• **Exercise aim**
An exact reproduction of the records is required, with all images left out.

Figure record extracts

· · · · ·

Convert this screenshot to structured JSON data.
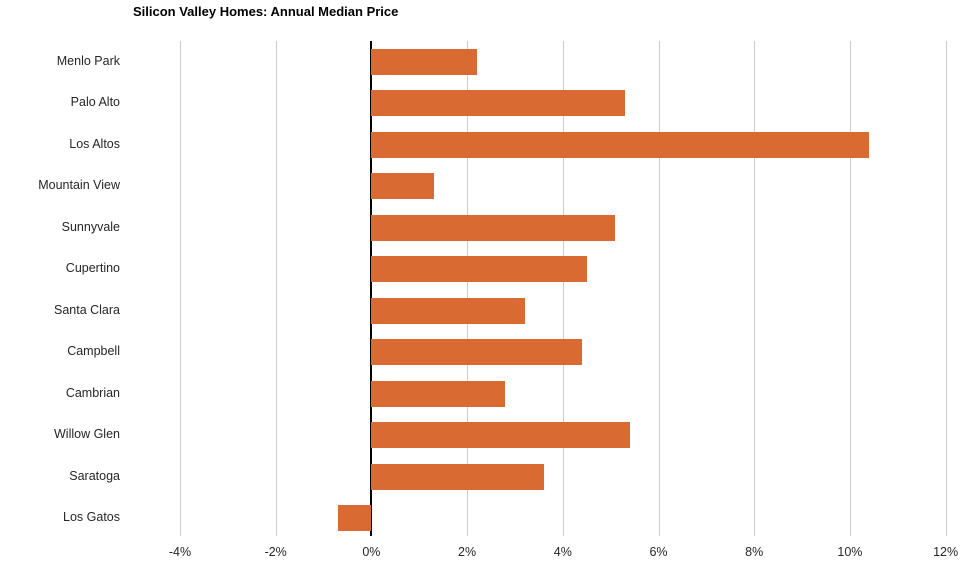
{
  "chart_data": {
    "type": "bar",
    "orientation": "horizontal",
    "title": "Silicon Valley Homes: Annual Median Price",
    "categories": [
      "Menlo Park",
      "Palo Alto",
      "Los Altos",
      "Mountain View",
      "Sunnyvale",
      "Cupertino",
      "Santa Clara",
      "Campbell",
      "Cambrian",
      "Willow Glen",
      "Saratoga",
      "Los Gatos"
    ],
    "values": [
      2.2,
      5.3,
      10.4,
      1.3,
      5.1,
      4.5,
      3.2,
      4.4,
      2.8,
      5.4,
      3.6,
      -0.7
    ],
    "value_unit": "%",
    "xlabel": "",
    "ylabel": "",
    "x_axis": {
      "min": -4,
      "max": 12,
      "tick_step": 2,
      "tick_labels": [
        "-4%",
        "-2%",
        "0%",
        "2%",
        "4%",
        "6%",
        "8%",
        "10%",
        "12%"
      ]
    },
    "grid": "vertical-gridlines-on",
    "legend": "none",
    "colors": {
      "bar": "#D96A32",
      "gridline": "#CCCCCC",
      "zero_line": "#000000",
      "text": "#262626",
      "title_text": "#000000",
      "background": "#FFFFFF"
    }
  }
}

· · · · ·

• **Correct output**
Convert this screenshot to structured JSON data.
{
  "chart_data": {
    "type": "bar",
    "orientation": "horizontal",
    "title": "Silicon Valley Homes: Annual Median Price",
    "categories": [
      "Menlo Park",
      "Palo Alto",
      "Los Altos",
      "Mountain View",
      "Sunnyvale",
      "Cupertino",
      "Santa Clara",
      "Campbell",
      "Cambrian",
      "Willow Glen",
      "Saratoga",
      "Los Gatos"
    ],
    "values": [
      2.2,
      5.3,
      10.4,
      1.3,
      5.1,
      4.5,
      3.2,
      4.4,
      2.8,
      5.4,
      3.6,
      -0.7
    ],
    "value_unit": "%",
    "xlabel": "",
    "ylabel": "",
    "x_axis": {
      "min": -4,
      "max": 12,
      "tick_step": 2,
      "tick_labels": [
        "-4%",
        "-2%",
        "0%",
        "2%",
        "4%",
        "6%",
        "8%",
        "10%",
        "12%"
      ]
    },
    "grid": "vertical-gridlines-on",
    "legend": "none",
    "colors": {
      "bar": "#D96A32",
      "gridline": "#CCCCCC",
      "zero_line": "#000000",
      "text": "#262626",
      "title_text": "#000000",
      "background": "#FFFFFF"
    }
  }
}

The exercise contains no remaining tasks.